Some records:
———
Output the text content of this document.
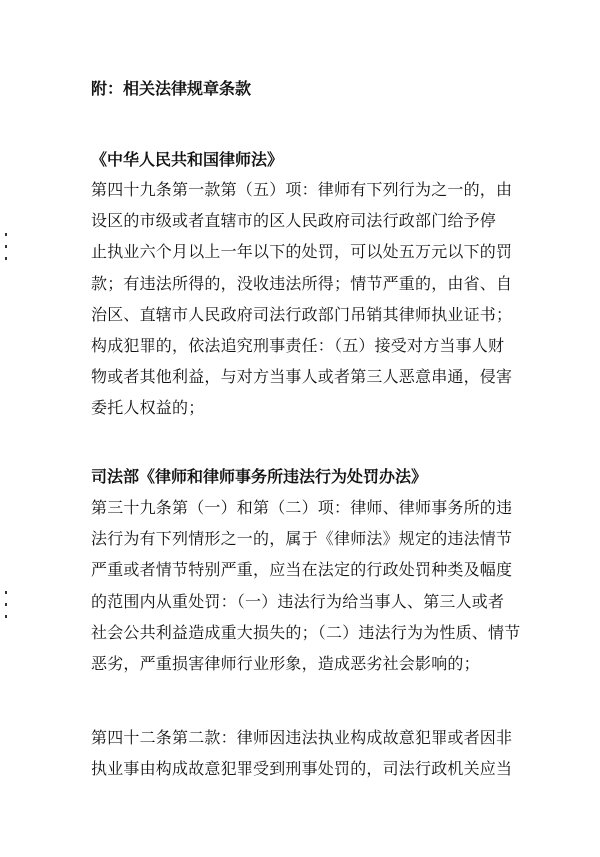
附：相关法律规章条款
《中华人民共和国律师法》
第四十九条第一款第（五）项：律师有下列行为之一的，由
设区的市级或者直辖市的区人民政府司法行政部门给予停
止执业六个月以上一年以下的处罚，可以处五万元以下的罚
款；有违法所得的，没收违法所得；情节严重的，由省、自
治区、直辖市人民政府司法行政部门吊销其律师执业证书；
构成犯罪的，依法追究刑事责任：（五）接受对方当事人财
物或者其他利益，与对方当事人或者第三人恶意串通，侵害
委托人权益的；
司法部《律师和律师事务所违法行为处罚办法》
第三十九条第（一）和第（二）项：律师、律师事务所的违
法行为有下列情形之一的，属于《律师法》规定的违法情节
严重或者情节特别严重，应当在法定的行政处罚种类及幅度
的范围内从重处罚：（一）违法行为给当事人、第三人或者
社会公共利益造成重大损失的；（二）违法行为为性质、情节
恶劣，严重损害律师行业形象，造成恶劣社会影响的；
第四十二条第二款：律师因违法执业构成故意犯罪或者因非
执业事由构成故意犯罪受到刑事处罚的，司法行政机关应当
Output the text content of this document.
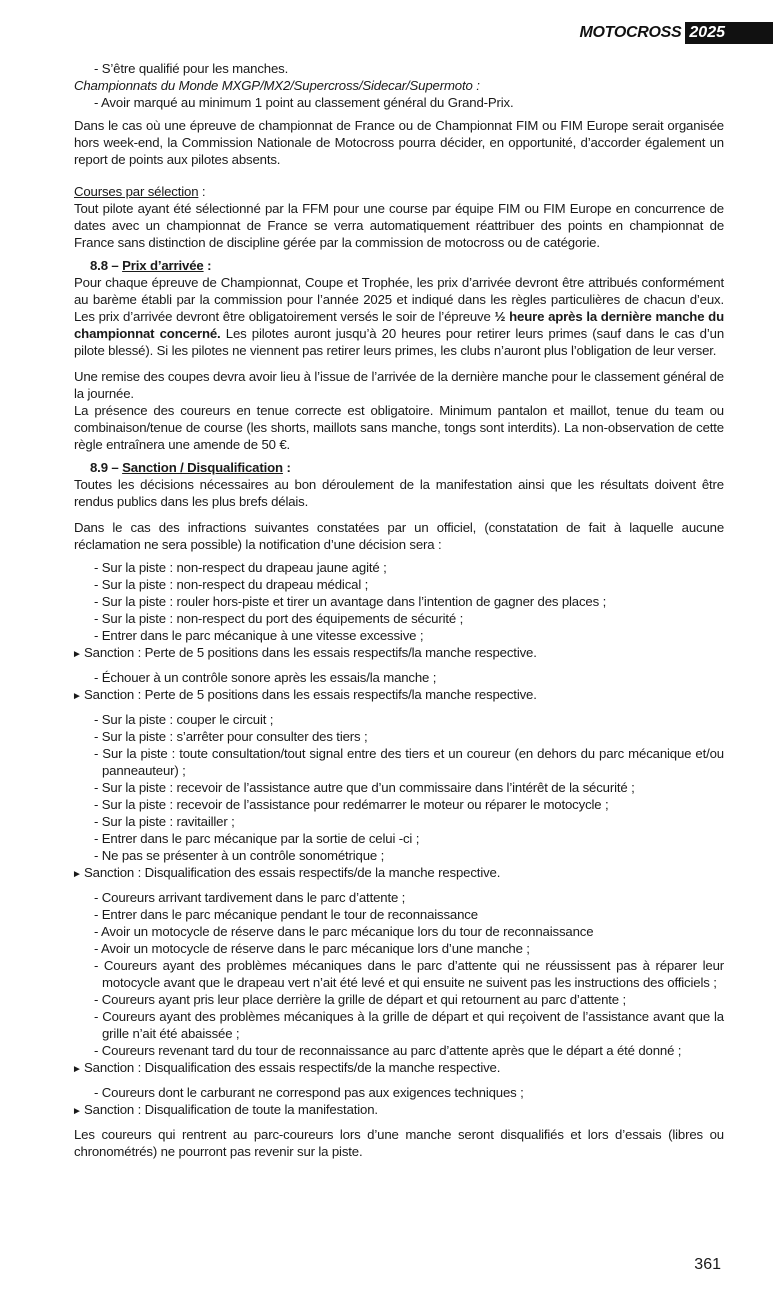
MOTOCROSS 2025

- S’être qualifié pour les manches.

Championnats du Monde MXGP/MX2/Supercross/Sidecar/Supermoto :

- Avoir marqué au minimum 1 point au classement général du Grand-Prix.

Dans le cas où une épreuve de championnat de France ou de Championnat FIM ou FIM Europe serait organisée hors week-end, la Commission Nationale de Motocross pourra décider, en opportunité, d’accorder également un report de points aux pilotes absents.

Courses par sélection :

Tout pilote ayant été sélectionné par la FFM pour une course par équipe FIM ou FIM Europe en concurrence de dates avec un championnat de France se verra automatiquement réattribuer des points en championnat de France sans distinction de discipline gérée par la commission de motocross ou de catégorie.

8.8 – Prix d’arrivée :

Pour chaque épreuve de Championnat, Coupe et Trophée, les prix d’arrivée devront être attribués conformément au barème établi par la commission pour l’année 2025 et indiqué dans les règles particulières de chacun d’eux. Les prix d’arrivée devront être obligatoirement versés le soir de l’épreuve ½ heure après la dernière manche du championnat concerné. Les pilotes auront jusqu’à 20 heures pour retirer leurs primes (sauf dans le cas d’un pilote blessé). Si les pilotes ne viennent pas retirer leurs primes, les clubs n’auront plus l’obligation de leur verser.

Une remise des coupes devra avoir lieu à l’issue de l’arrivée de la dernière manche pour le classement général de la journée.

La présence des coureurs en tenue correcte est obligatoire. Minimum pantalon et maillot, tenue du team ou combinaison/tenue de course (les shorts, maillots sans manche, tongs sont interdits). La non-observation de cette règle entraînera une amende de 50 €.

8.9 – Sanction / Disqualification :

Toutes les décisions nécessaires au bon déroulement de la manifestation ainsi que les résultats doivent être rendus publics dans les plus brefs délais.

Dans le cas des infractions suivantes constatées par un officiel, (constatation de fait à laquelle aucune réclamation ne sera possible) la notification d’une décision sera :

- Sur la piste : non-respect du drapeau jaune agité ;

- Sur la piste : non-respect du drapeau médical ;

- Sur la piste : rouler hors-piste et tirer un avantage dans l’intention de gagner des places ;

- Sur la piste : non-respect du port des équipements de sécurité ;

- Entrer dans le parc mécanique à une vitesse excessive ;

► Sanction : Perte de 5 positions dans les essais respectifs/la manche respective.

- Échouer à un contrôle sonore après les essais/la manche ;

► Sanction : Perte de 5 positions dans les essais respectifs/la manche respective.

- Sur la piste : couper le circuit ;

- Sur la piste : s’arrêter pour consulter des tiers ;

- Sur la piste : toute consultation/tout signal entre des tiers et un coureur (en dehors du parc mécanique et/ou panneauteur) ;

- Sur la piste : recevoir de l’assistance autre que d’un commissaire dans l’intérêt de la sécurité ;

- Sur la piste : recevoir de l’assistance pour redémarrer le moteur ou réparer le motocycle ;

- Sur la piste : ravitailler ;

- Entrer dans le parc mécanique par la sortie de celui -ci ;

- Ne pas se présenter à un contrôle sonométrique ;

► Sanction : Disqualification des essais respectifs/de la manche respective.

- Coureurs arrivant tardivement dans le parc d’attente ;

- Entrer dans le parc mécanique pendant le tour de reconnaissance

- Avoir un motocycle de réserve dans le parc mécanique lors du tour de reconnaissance

- Avoir un motocycle de réserve dans le parc mécanique lors d’une manche ;

- Coureurs ayant des problèmes mécaniques dans le parc d’attente qui ne réussissent pas à réparer leur motocycle avant que le drapeau vert n’ait été levé et qui ensuite ne suivent pas les instructions des officiels ;

- Coureurs ayant pris leur place derrière la grille de départ et qui retournent au parc d’attente ;

- Coureurs ayant des problèmes mécaniques à la grille de départ et qui reçoivent de l’assistance avant que la grille n’ait été abaissée ;

- Coureurs revenant tard du tour de reconnaissance au parc d’attente après que le départ a été donné ;

► Sanction : Disqualification des essais respectifs/de la manche respective.

- Coureurs dont le carburant ne correspond pas aux exigences techniques ;

► Sanction : Disqualification de toute la manifestation.

Les coureurs qui rentrent au parc-coureurs lors d’une manche seront disqualifiés et lors d’essais (libres ou chronométrés) ne pourront pas revenir sur la piste.

361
———
Set task:
The entries above should be reproduced exactly, without their pictures.

Exercise output:
Output the text content of this document.
附：相关法律规章条款
《中华人民共和国律师法》
第四十九条第一款第（五）项：律师有下列行为之一的，由
设区的市级或者直辖市的区人民政府司法行政部门给予停
止执业六个月以上一年以下的处罚，可以处五万元以下的罚
款；有违法所得的，没收违法所得；情节严重的，由省、自
治区、直辖市人民政府司法行政部门吊销其律师执业证书；
构成犯罪的，依法追究刑事责任：（五）接受对方当事人财
物或者其他利益，与对方当事人或者第三人恶意串通，侵害
委托人权益的；
司法部《律师和律师事务所违法行为处罚办法》
第三十九条第（一）和第（二）项：律师、律师事务所的违
法行为有下列情形之一的，属于《律师法》规定的违法情节
严重或者情节特别严重，应当在法定的行政处罚种类及幅度
的范围内从重处罚：（一）违法行为给当事人、第三人或者
社会公共利益造成重大损失的；（二）违法行为为性质、情节
恶劣，严重损害律师行业形象，造成恶劣社会影响的；
第四十二条第二款：律师因违法执业构成故意犯罪或者因非
执业事由构成故意犯罪受到刑事处罚的，司法行政机关应当
Output the text content of this document.
MOTOCROSS 2025

- S’être qualifié pour les manches.

Championnats du Monde MXGP/MX2/Supercross/Sidecar/Supermoto :

- Avoir marqué au minimum 1 point au classement général du Grand-Prix.

Dans le cas où une épreuve de championnat de France ou de Championnat FIM ou FIM Europe serait organisée hors week-end, la Commission Nationale de Motocross pourra décider, en opportunité, d’accorder également un report de points aux pilotes absents.

Courses par sélection :

Tout pilote ayant été sélectionné par la FFM pour une course par équipe FIM ou FIM Europe en concurrence de dates avec un championnat de France se verra automatiquement réattribuer des points en championnat de France sans distinction de discipline gérée par la commission de motocross ou de catégorie.

8.8 – Prix d’arrivée :

Pour chaque épreuve de Championnat, Coupe et Trophée, les prix d’arrivée devront être attribués conformément au barème établi par la commission pour l’année 2025 et indiqué dans les règles particulières de chacun d’eux. Les prix d’arrivée devront être obligatoirement versés le soir de l’épreuve ½ heure après la dernière manche du championnat concerné. Les pilotes auront jusqu’à 20 heures pour retirer leurs primes (sauf dans le cas d’un pilote blessé). Si les pilotes ne viennent pas retirer leurs primes, les clubs n’auront plus l’obligation de leur verser.

Une remise des coupes devra avoir lieu à l’issue de l’arrivée de la dernière manche pour le classement général de la journée.

La présence des coureurs en tenue correcte est obligatoire. Minimum pantalon et maillot, tenue du team ou combinaison/tenue de course (les shorts, maillots sans manche, tongs sont interdits). La non-observation de cette règle entraînera une amende de 50 €.

8.9 – Sanction / Disqualification :

Toutes les décisions nécessaires au bon déroulement de la manifestation ainsi que les résultats doivent être rendus publics dans les plus brefs délais.

Dans le cas des infractions suivantes constatées par un officiel, (constatation de fait à laquelle aucune réclamation ne sera possible) la notification d’une décision sera :

- Sur la piste : non-respect du drapeau jaune agité ;

- Sur la piste : non-respect du drapeau médical ;

- Sur la piste : rouler hors-piste et tirer un avantage dans l’intention de gagner des places ;

- Sur la piste : non-respect du port des équipements de sécurité ;

- Entrer dans le parc mécanique à une vitesse excessive ;

► Sanction : Perte de 5 positions dans les essais respectifs/la manche respective.

- Échouer à un contrôle sonore après les essais/la manche ;

► Sanction : Perte de 5 positions dans les essais respectifs/la manche respective.

- Sur la piste : couper le circuit ;

- Sur la piste : s’arrêter pour consulter des tiers ;

- Sur la piste : toute consultation/tout signal entre des tiers et un coureur (en dehors du parc mécanique et/ou panneauteur) ;

- Sur la piste : recevoir de l’assistance autre que d’un commissaire dans l’intérêt de la sécurité ;

- Sur la piste : recevoir de l’assistance pour redémarrer le moteur ou réparer le motocycle ;

- Sur la piste : ravitailler ;

- Entrer dans le parc mécanique par la sortie de celui -ci ;

- Ne pas se présenter à un contrôle sonométrique ;

► Sanction : Disqualification des essais respectifs/de la manche respective.

- Coureurs arrivant tardivement dans le parc d’attente ;

- Entrer dans le parc mécanique pendant le tour de reconnaissance

- Avoir un motocycle de réserve dans le parc mécanique lors du tour de reconnaissance

- Avoir un motocycle de réserve dans le parc mécanique lors d’une manche ;

- Coureurs ayant des problèmes mécaniques dans le parc d’attente qui ne réussissent pas à réparer leur motocycle avant que le drapeau vert n’ait été levé et qui ensuite ne suivent pas les instructions des officiels ;

- Coureurs ayant pris leur place derrière la grille de départ et qui retournent au parc d’attente ;

- Coureurs ayant des problèmes mécaniques à la grille de départ et qui reçoivent de l’assistance avant que la grille n’ait été abaissée ;

- Coureurs revenant tard du tour de reconnaissance au parc d’attente après que le départ a été donné ;

► Sanction : Disqualification des essais respectifs/de la manche respective.

- Coureurs dont le carburant ne correspond pas aux exigences techniques ;

► Sanction : Disqualification de toute la manifestation.

Les coureurs qui rentrent au parc-coureurs lors d’une manche seront disqualifiés et lors d’essais (libres ou chronométrés) ne pourront pas revenir sur la piste.

361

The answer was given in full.